_Task objective_. How many of these lines hold the string "Пиксельные"? Answer with the number only.

** START Stored records **

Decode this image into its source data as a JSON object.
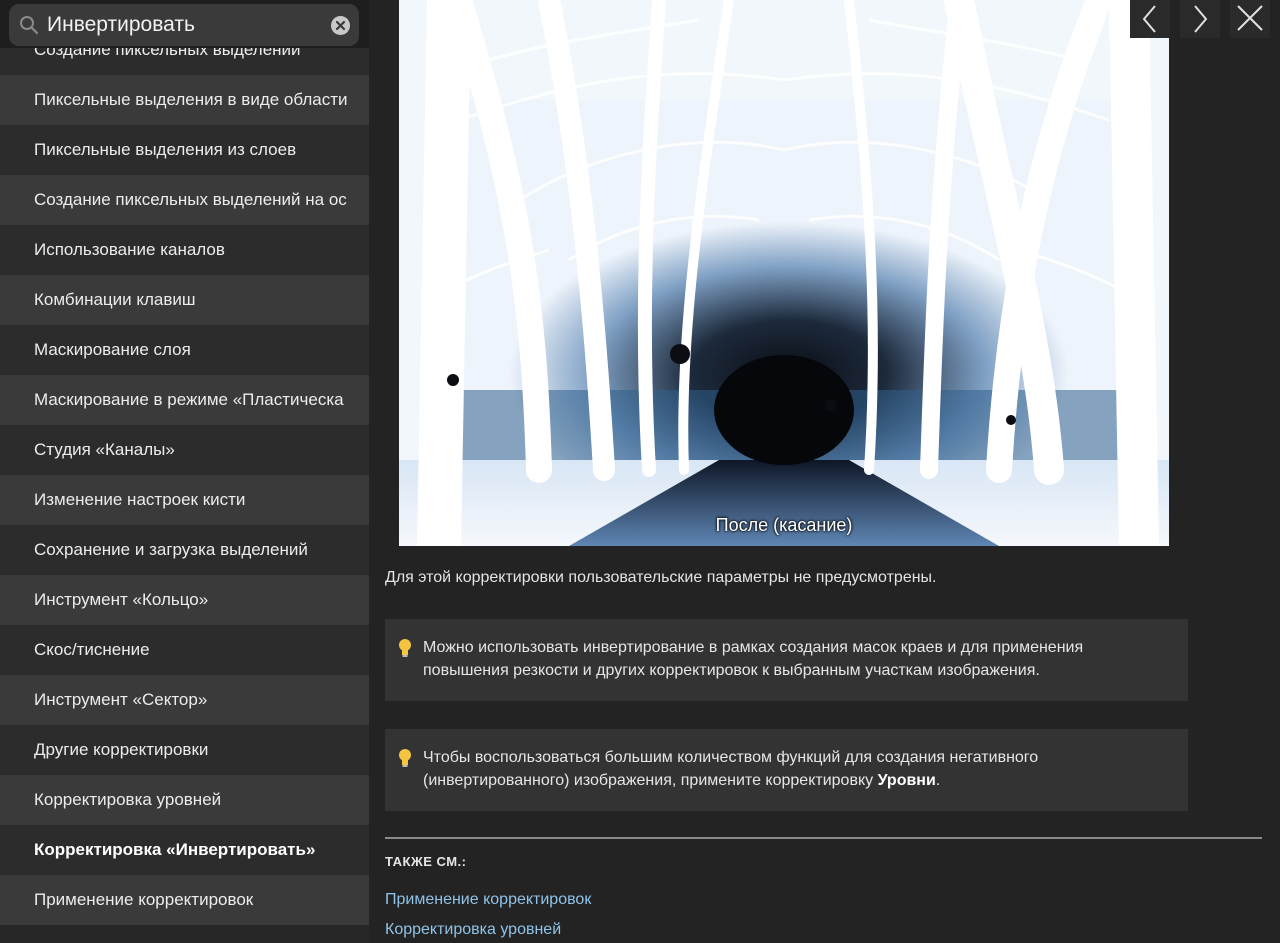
{
  "search": {
    "value": "Инвертировать",
    "icon": "search-icon",
    "clear_icon": "clear-icon"
  },
  "sidebar": {
    "items": [
      {
        "label": "Создание пиксельных выделений"
      },
      {
        "label": "Пиксельные выделения в виде области"
      },
      {
        "label": "Пиксельные выделения из слоев"
      },
      {
        "label": "Создание пиксельных выделений на ос"
      },
      {
        "label": "Использование каналов"
      },
      {
        "label": "Комбинации клавиш"
      },
      {
        "label": "Маскирование слоя"
      },
      {
        "label": "Маскирование в режиме «Пластическа"
      },
      {
        "label": "Студия «Каналы»"
      },
      {
        "label": "Изменение настроек кисти"
      },
      {
        "label": "Сохранение и загрузка выделений"
      },
      {
        "label": "Инструмент «Кольцо»"
      },
      {
        "label": "Скос/тиснение"
      },
      {
        "label": "Инструмент «Сектор»"
      },
      {
        "label": "Другие корректировки"
      },
      {
        "label": "Корректировка уровней"
      },
      {
        "label": "Корректировка «Инвертировать»",
        "active": true
      },
      {
        "label": "Применение корректировок"
      }
    ]
  },
  "image": {
    "caption": "После (касание)"
  },
  "toolbar": {
    "prev_icon": "chevron-left-icon",
    "next_icon": "chevron-right-icon",
    "close_icon": "close-icon"
  },
  "content": {
    "description": "Для этой корректировки пользовательские параметры не предусмотрены.",
    "tip1": "Можно использовать инвертирование в рамках создания масок краев и для применения повышения резкости и других корректировок к выбранным участкам изображения.",
    "tip2_text": "Чтобы воспользоваться большим количеством функций для создания негативного (инвертированного) изображения, примените корректировку",
    "tip2_bold": "Уровни",
    "tip2_end": ".",
    "tip_icon": "lightbulb-icon",
    "see_also": "ТАКЖЕ СМ.:",
    "links": [
      "Применение корректировок",
      "Корректировка уровней"
    ]
  },
  "colors": {
    "link": "#8fc3e8",
    "background": "#232323",
    "tip_bg": "#333333"
  }
}
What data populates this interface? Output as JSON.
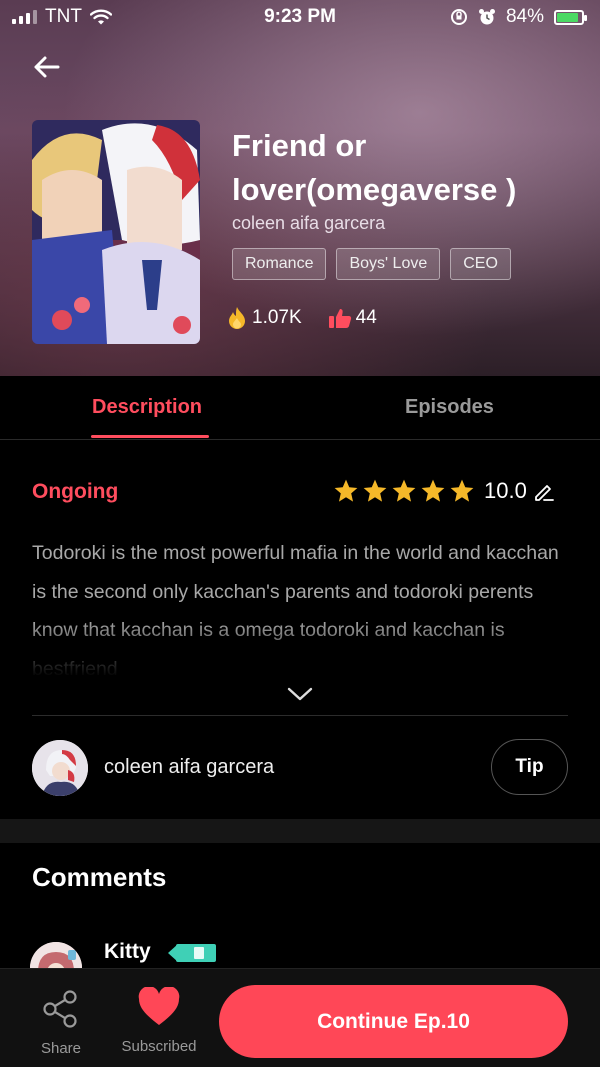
{
  "status_bar": {
    "carrier": "TNT",
    "time": "9:23 PM",
    "battery": "84%"
  },
  "book": {
    "title": "Friend or lover(omegaverse )",
    "author": "coleen aifa garcera",
    "tags": [
      "Romance",
      "Boys' Love",
      "CEO"
    ],
    "views": "1.07K",
    "likes": "44"
  },
  "tabs": {
    "description": "Description",
    "episodes": "Episodes"
  },
  "details": {
    "status": "Ongoing",
    "rating": "10.0",
    "stars": 5,
    "description": "Todoroki is the most powerful mafia in the world and kacchan is the second only kacchan's parents and todoroki perents know that kacchan is a omega todoroki and kacchan is bestfriend"
  },
  "author_row": {
    "name": "coleen aifa garcera",
    "tip_label": "Tip"
  },
  "comments": {
    "heading": "Comments",
    "first_commenter": "Kitty"
  },
  "bottom_bar": {
    "share_label": "Share",
    "subscribed_label": "Subscribed",
    "continue_label": "Continue Ep.10"
  },
  "colors": {
    "accent": "#ff4d5e",
    "button": "#ff4757",
    "background": "#000000"
  }
}
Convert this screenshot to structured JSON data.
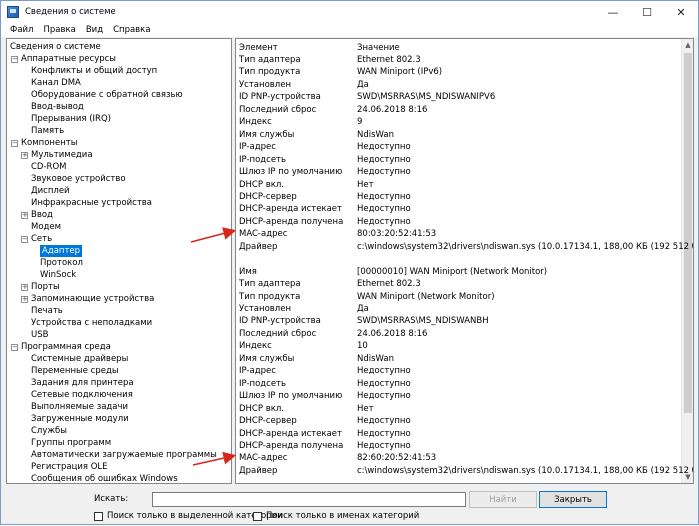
{
  "window": {
    "title": "Сведения о системе"
  },
  "menu": [
    "Файл",
    "Правка",
    "Вид",
    "Справка"
  ],
  "tree": [
    {
      "label": "Сведения о системе",
      "indent": 0,
      "expander": ""
    },
    {
      "label": "Аппаратные ресурсы",
      "indent": 1,
      "expander": "−"
    },
    {
      "label": "Конфликты и общий доступ",
      "indent": 2,
      "expander": ""
    },
    {
      "label": "Канал DMA",
      "indent": 2,
      "expander": ""
    },
    {
      "label": "Оборудование с обратной связью",
      "indent": 2,
      "expander": ""
    },
    {
      "label": "Ввод-вывод",
      "indent": 2,
      "expander": ""
    },
    {
      "label": "Прерывания (IRQ)",
      "indent": 2,
      "expander": ""
    },
    {
      "label": "Память",
      "indent": 2,
      "expander": ""
    },
    {
      "label": "Компоненты",
      "indent": 1,
      "expander": "−"
    },
    {
      "label": "Мультимедиа",
      "indent": 2,
      "expander": "+"
    },
    {
      "label": "CD-ROM",
      "indent": 2,
      "expander": ""
    },
    {
      "label": "Звуковое устройство",
      "indent": 2,
      "expander": ""
    },
    {
      "label": "Дисплей",
      "indent": 2,
      "expander": ""
    },
    {
      "label": "Инфракрасные устройства",
      "indent": 2,
      "expander": ""
    },
    {
      "label": "Ввод",
      "indent": 2,
      "expander": "+"
    },
    {
      "label": "Модем",
      "indent": 2,
      "expander": ""
    },
    {
      "label": "Сеть",
      "indent": 2,
      "expander": "−"
    },
    {
      "label": "Адаптер",
      "indent": 3,
      "expander": "",
      "selected": true
    },
    {
      "label": "Протокол",
      "indent": 3,
      "expander": ""
    },
    {
      "label": "WinSock",
      "indent": 3,
      "expander": ""
    },
    {
      "label": "Порты",
      "indent": 2,
      "expander": "+"
    },
    {
      "label": "Запоминающие устройства",
      "indent": 2,
      "expander": "+"
    },
    {
      "label": "Печать",
      "indent": 2,
      "expander": ""
    },
    {
      "label": "Устройства с неполадками",
      "indent": 2,
      "expander": ""
    },
    {
      "label": "USB",
      "indent": 2,
      "expander": ""
    },
    {
      "label": "Программная среда",
      "indent": 1,
      "expander": "−"
    },
    {
      "label": "Системные драйверы",
      "indent": 2,
      "expander": ""
    },
    {
      "label": "Переменные среды",
      "indent": 2,
      "expander": ""
    },
    {
      "label": "Задания для принтера",
      "indent": 2,
      "expander": ""
    },
    {
      "label": "Сетевые подключения",
      "indent": 2,
      "expander": ""
    },
    {
      "label": "Выполняемые задачи",
      "indent": 2,
      "expander": ""
    },
    {
      "label": "Загруженные модули",
      "indent": 2,
      "expander": ""
    },
    {
      "label": "Службы",
      "indent": 2,
      "expander": ""
    },
    {
      "label": "Группы программ",
      "indent": 2,
      "expander": ""
    },
    {
      "label": "Автоматически загружаемые программы",
      "indent": 2,
      "expander": ""
    },
    {
      "label": "Регистрация OLE",
      "indent": 2,
      "expander": ""
    },
    {
      "label": "Сообщения об ошибках Windows",
      "indent": 2,
      "expander": ""
    }
  ],
  "list": {
    "columns": [
      "Элемент",
      "Значение"
    ],
    "rows": [
      [
        "Тип адаптера",
        "Ethernet 802.3"
      ],
      [
        "Тип продукта",
        "WAN Miniport (IPv6)"
      ],
      [
        "Установлен",
        "Да"
      ],
      [
        "ID PNP-устройства",
        "SWD\\MSRRAS\\MS_NDISWANIPV6"
      ],
      [
        "Последний сброс",
        "24.06.2018 8:16"
      ],
      [
        "Индекс",
        "9"
      ],
      [
        "Имя службы",
        "NdisWan"
      ],
      [
        "IP-адрес",
        "Недоступно"
      ],
      [
        "IP-подсеть",
        "Недоступно"
      ],
      [
        "Шлюз IP по умолчанию",
        "Недоступно"
      ],
      [
        "DHCP вкл.",
        "Нет"
      ],
      [
        "DHCP-сервер",
        "Недоступно"
      ],
      [
        "DHCP-аренда истекает",
        "Недоступно"
      ],
      [
        "DHCP-аренда получена",
        "Недоступно"
      ],
      [
        "MAC-адрес",
        "80:03:20:52:41:53"
      ],
      [
        "Драйвер",
        "c:\\windows\\system32\\drivers\\ndiswan.sys (10.0.17134.1, 188,00 КБ (192 512 б..."
      ],
      [
        "",
        ""
      ],
      [
        "Имя",
        "[00000010] WAN Miniport (Network Monitor)"
      ],
      [
        "Тип адаптера",
        "Ethernet 802.3"
      ],
      [
        "Тип продукта",
        "WAN Miniport (Network Monitor)"
      ],
      [
        "Установлен",
        "Да"
      ],
      [
        "ID PNP-устройства",
        "SWD\\MSRRAS\\MS_NDISWANBH"
      ],
      [
        "Последний сброс",
        "24.06.2018 8:16"
      ],
      [
        "Индекс",
        "10"
      ],
      [
        "Имя службы",
        "NdisWan"
      ],
      [
        "IP-адрес",
        "Недоступно"
      ],
      [
        "IP-подсеть",
        "Недоступно"
      ],
      [
        "Шлюз IP по умолчанию",
        "Недоступно"
      ],
      [
        "DHCP вкл.",
        "Нет"
      ],
      [
        "DHCP-сервер",
        "Недоступно"
      ],
      [
        "DHCP-аренда истекает",
        "Недоступно"
      ],
      [
        "DHCP-аренда получена",
        "Недоступно"
      ],
      [
        "MAC-адрес",
        "82:60:20:52:41:53"
      ],
      [
        "Драйвер",
        "c:\\windows\\system32\\drivers\\ndiswan.sys (10.0.17134.1, 188,00 КБ (192 512 б..."
      ]
    ]
  },
  "find": {
    "label": "Искать:",
    "value": "",
    "find_button": "Найти",
    "close_button": "Закрыть",
    "check_selected": "Поиск только в выделенной категории",
    "check_names": "Поиск только в именах категорий"
  },
  "colors": {
    "annotation_arrow": "#d9261c",
    "selection": "#0078d7"
  }
}
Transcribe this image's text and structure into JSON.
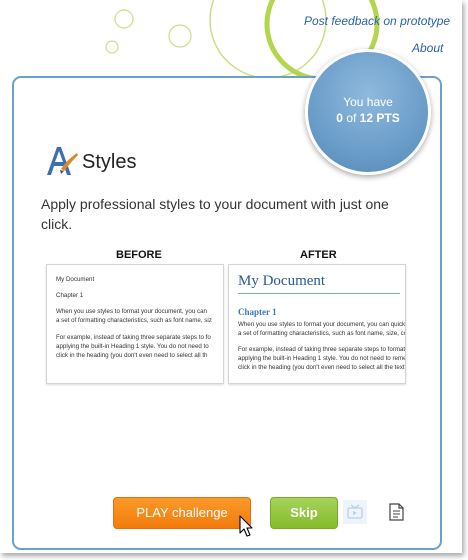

** END Stored records **

_Reply_. 2